▶ **PROBLEM DESCRIPTION**: Copy out all the lines exactly. Omit pictures.

▶ **RECORDS TO USE**:
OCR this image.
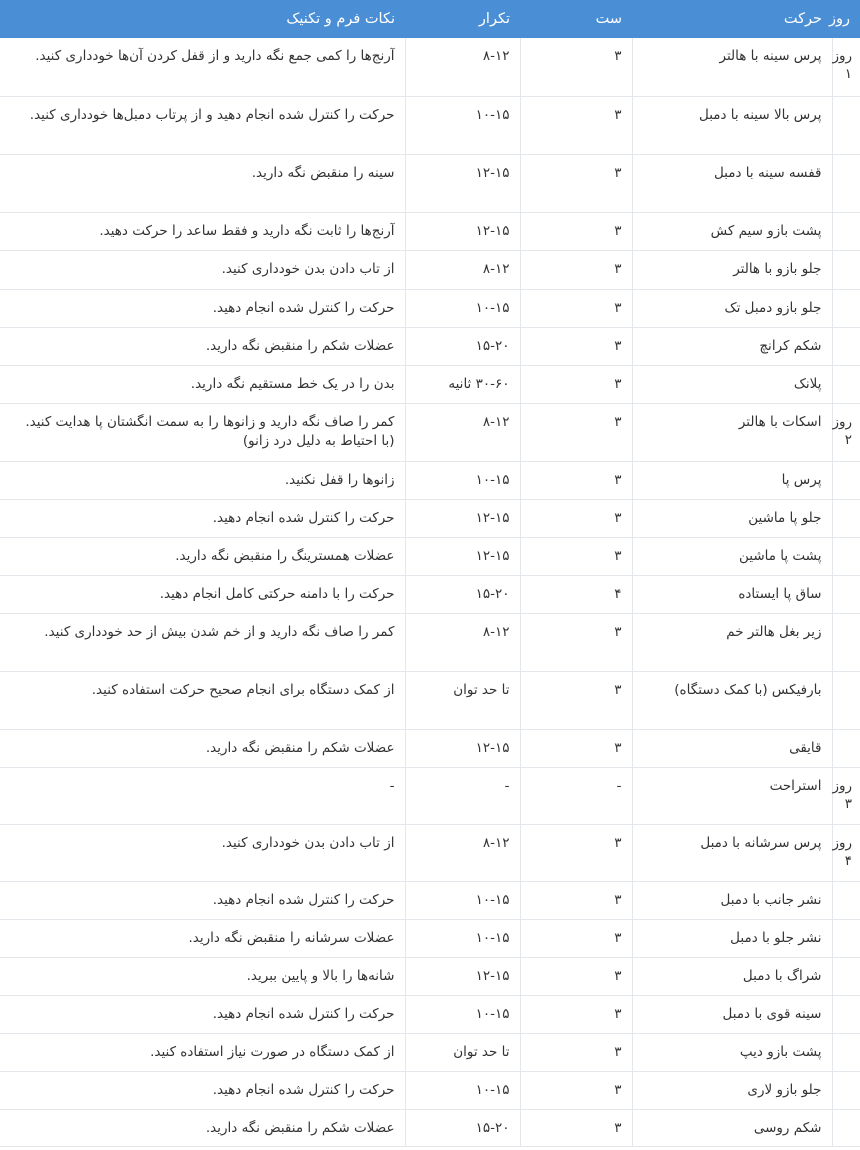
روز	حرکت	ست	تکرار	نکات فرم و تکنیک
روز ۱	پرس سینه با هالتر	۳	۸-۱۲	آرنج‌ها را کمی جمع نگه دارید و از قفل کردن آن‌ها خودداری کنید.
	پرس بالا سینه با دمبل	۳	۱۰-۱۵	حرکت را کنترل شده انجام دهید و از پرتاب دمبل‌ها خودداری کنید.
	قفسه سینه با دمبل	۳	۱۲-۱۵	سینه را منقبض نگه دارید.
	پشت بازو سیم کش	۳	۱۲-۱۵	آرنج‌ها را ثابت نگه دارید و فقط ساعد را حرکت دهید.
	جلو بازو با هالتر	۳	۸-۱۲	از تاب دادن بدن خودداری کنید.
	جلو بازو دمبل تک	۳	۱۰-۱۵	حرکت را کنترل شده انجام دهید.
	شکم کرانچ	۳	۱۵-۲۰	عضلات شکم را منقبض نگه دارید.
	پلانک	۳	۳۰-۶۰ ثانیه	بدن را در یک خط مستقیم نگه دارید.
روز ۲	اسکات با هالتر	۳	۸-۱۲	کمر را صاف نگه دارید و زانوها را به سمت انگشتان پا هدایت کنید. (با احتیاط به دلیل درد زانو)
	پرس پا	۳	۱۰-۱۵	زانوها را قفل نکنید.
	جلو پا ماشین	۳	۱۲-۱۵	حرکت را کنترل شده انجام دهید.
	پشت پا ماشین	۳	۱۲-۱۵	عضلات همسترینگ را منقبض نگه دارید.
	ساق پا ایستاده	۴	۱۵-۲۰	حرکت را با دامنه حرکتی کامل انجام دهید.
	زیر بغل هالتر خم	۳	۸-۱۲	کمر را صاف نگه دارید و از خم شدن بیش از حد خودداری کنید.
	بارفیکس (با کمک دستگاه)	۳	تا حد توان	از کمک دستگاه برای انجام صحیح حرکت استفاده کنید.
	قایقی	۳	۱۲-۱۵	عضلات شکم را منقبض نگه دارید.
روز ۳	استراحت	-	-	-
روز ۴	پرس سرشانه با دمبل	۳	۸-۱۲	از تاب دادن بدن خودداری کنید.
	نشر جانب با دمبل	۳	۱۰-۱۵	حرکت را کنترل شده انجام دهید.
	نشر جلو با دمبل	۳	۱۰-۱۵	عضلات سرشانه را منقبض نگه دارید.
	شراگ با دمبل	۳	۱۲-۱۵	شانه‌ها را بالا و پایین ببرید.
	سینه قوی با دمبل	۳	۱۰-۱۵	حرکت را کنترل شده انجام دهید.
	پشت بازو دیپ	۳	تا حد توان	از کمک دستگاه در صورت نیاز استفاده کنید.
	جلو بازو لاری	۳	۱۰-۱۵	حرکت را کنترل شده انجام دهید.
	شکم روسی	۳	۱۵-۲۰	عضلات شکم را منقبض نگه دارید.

▶ **RESULT**:
OCR this image.
روز	حرکت	ست	تکرار	نکات فرم و تکنیک
روز ۱	پرس سینه با هالتر	۳	۸-۱۲	آرنج‌ها را کمی جمع نگه دارید و از قفل کردن آن‌ها خودداری کنید.
	پرس بالا سینه با دمبل	۳	۱۰-۱۵	حرکت را کنترل شده انجام دهید و از پرتاب دمبل‌ها خودداری کنید.
	قفسه سینه با دمبل	۳	۱۲-۱۵	سینه را منقبض نگه دارید.
	پشت بازو سیم کش	۳	۱۲-۱۵	آرنج‌ها را ثابت نگه دارید و فقط ساعد را حرکت دهید.
	جلو بازو با هالتر	۳	۸-۱۲	از تاب دادن بدن خودداری کنید.
	جلو بازو دمبل تک	۳	۱۰-۱۵	حرکت را کنترل شده انجام دهید.
	شکم کرانچ	۳	۱۵-۲۰	عضلات شکم را منقبض نگه دارید.
	پلانک	۳	۳۰-۶۰ ثانیه	بدن را در یک خط مستقیم نگه دارید.
روز ۲	اسکات با هالتر	۳	۸-۱۲	کمر را صاف نگه دارید و زانوها را به سمت انگشتان پا هدایت کنید. (با احتیاط به دلیل درد زانو)
	پرس پا	۳	۱۰-۱۵	زانوها را قفل نکنید.
	جلو پا ماشین	۳	۱۲-۱۵	حرکت را کنترل شده انجام دهید.
	پشت پا ماشین	۳	۱۲-۱۵	عضلات همسترینگ را منقبض نگه دارید.
	ساق پا ایستاده	۴	۱۵-۲۰	حرکت را با دامنه حرکتی کامل انجام دهید.
	زیر بغل هالتر خم	۳	۸-۱۲	کمر را صاف نگه دارید و از خم شدن بیش از حد خودداری کنید.
	بارفیکس (با کمک دستگاه)	۳	تا حد توان	از کمک دستگاه برای انجام صحیح حرکت استفاده کنید.
	قایقی	۳	۱۲-۱۵	عضلات شکم را منقبض نگه دارید.
روز ۳	استراحت	-	-	-
روز ۴	پرس سرشانه با دمبل	۳	۸-۱۲	از تاب دادن بدن خودداری کنید.
	نشر جانب با دمبل	۳	۱۰-۱۵	حرکت را کنترل شده انجام دهید.
	نشر جلو با دمبل	۳	۱۰-۱۵	عضلات سرشانه را منقبض نگه دارید.
	شراگ با دمبل	۳	۱۲-۱۵	شانه‌ها را بالا و پایین ببرید.
	سینه قوی با دمبل	۳	۱۰-۱۵	حرکت را کنترل شده انجام دهید.
	پشت بازو دیپ	۳	تا حد توان	از کمک دستگاه در صورت نیاز استفاده کنید.
	جلو بازو لاری	۳	۱۰-۱۵	حرکت را کنترل شده انجام دهید.
	شکم روسی	۳	۱۵-۲۰	عضلات شکم را منقبض نگه دارید.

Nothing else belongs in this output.